== TEXTO EXTRAÍDO ==
● ● ● ●
Los autores bíblicos, inspirados por el Espíritu Santo, presentan el corazón humano como el lugar donde Dios pondrá su ley, dando inicio a la tan esperada renovación espiritual, la vivencia del amor en toda su plenitud. “Pondré mi ley en su interior,” dice Dios a través del profeta, “la escribiré en sus corazones, y yo seré su Dios y ellos serán mi pueblo” (Jer 31,33). Dios promete dar “un solo corazón…un espíritu nuevo dentro de ellos. Y quitaré de su carne el corazón de piedra y les daré un corazón de carne” (Ez 11,19). Es en lo profundo de su interioridad que el hombre desarrolla, o no, la vivencia de la Palabra de Dios. El corazón es como un campo que, si no es limpiado adecuadamente de las hierbas, terminarán por ahogar el crecimiento de la semilla (Lc 8, 4-15). En consecuencia, no dará los frutos de fe, esperanza, y caridad necesarios para la santidad. La ley de Dios, el mandamiento del amor, necesita ser enraizado en el corazón humano; de lo contrario, permanece como una buena idea filosófica, pero sin encarnarse jamás en una vivencia concreta que dé paso a la felicidad. La felicidad es fruto de la plenitud vivida por el amor. Si la interioridad humana no es restaurada por la acción de Dios, entonces terminará por generar violencia, dolor, y muerte para sí mismo y para otros. Del corazón humano, explicaría Jesús, “provienen malos pensamientos, homicidios, adulterios, fornicaciones, robos, falsos testimonios y calumnias” (Mt 15,19). El corazón del ser humano alcanza su plenitud al ser vaciado de sí mismo, y en su lugar, llenado y restaurado por el amor de Dios. Ahí está el camino que lo conduce a la paz.
● ● ● ●
== MATERIAL PROPORCIONADO ==
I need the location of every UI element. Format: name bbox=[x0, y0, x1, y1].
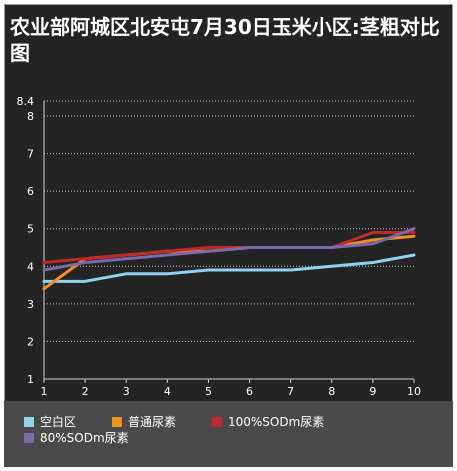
● ● ● ●
== POR HACER ==
**a.** En el texto sobre el corazón humano, ¿qué dice Dios, en la cita de Ezequiel, que quitará de la carne de su pueblo?
**b.** Escribe la continuación del texto sobre el corazón humano a partir de su última oración.

== RESULTADOS DEL EJERCICIO ==
**a.** El corazón de piedra.

**b.**
En perfecta concordancia con la Sagrada Escritura, Medjugorje presenta una extraordinaria pedagogía del corazón. A través de sus mensajes, Nuestra Señora ha desarrollado, a lo largo de los años, una riquísima enseñanza sobre el corazón humano, un camino hacia la interioridad de la persona. Si hay una experta en la vida interior, es la Virgen. “María, por su parte,” dice el Evangelio, “guardaba todas estas cosas, y las meditaba en su corazón” (Lc 2,19). Este detalle de Lucas sobre la persona de María no es accidental; con ello, el evangelista busca resaltar el aspecto contemplativo de la Virgen, el cual mantuvo a lo largo de su vida. María, aun siendo inmaculada y con plena virtud, también tuvo un camino de fe que recorrer. En este camino, la prueba estuvo presente. Con espíritu de contemplación y a la luz de la Palabra de Dios, ella debía meditar los acontecimientos que le sucedían. Como buena judía, la Virgen conocía las Escrituras que se leían en las sinagogas, en particular la Ley de Moisés y los Profetas. A raíz de su cuidadosa escucha de la Palabra de Dios, la cual conservaba y meditaba en su interior, la Madre de Jesús fue entendiendo a la persona y enseñanzas de su Hijo. También, fue comprendiendo la importancia de su papel como Madre del Señor, que más tarde se extendería a una maternidad de todo el Pueblo de Dios, redimido por Cristo. Su atenta escucha de la voz de Dios, junto con su cuidadosa observación de lo que ocurría a su alrededor, la llevaban a profundizar su fe en Cristo, a quien ella dio a luz por obra del Espíritu Santo. El corazón de la Virgen Madre, lo más profundo de su ser, era su santuario, el lugar de encuentro con la verdad de Dios. En ese campo fértil, inundado de la gracia divina, la semilla de la Palabra no solo era acogida, sino cultivada y cosechada. Del interior de la Virgen María surgieron los más bellos frutos de amor, la vivencia perfecta de lo que Cristo hacía y enseñaba. En ella se ha cumplido, plenamente, lo dicho por Jesús a sus discípulos: “La semilla en la tierra buena, son los que han oído la palabra con corazón recto y bueno, y la retienen, y dan fruto con su perseverancia” (Lc 8,15). El corazón de María es el modelo de aquella interioridad humana que alcanza su máxima plenitud en Dios, fuente y culmen de la existencia misma.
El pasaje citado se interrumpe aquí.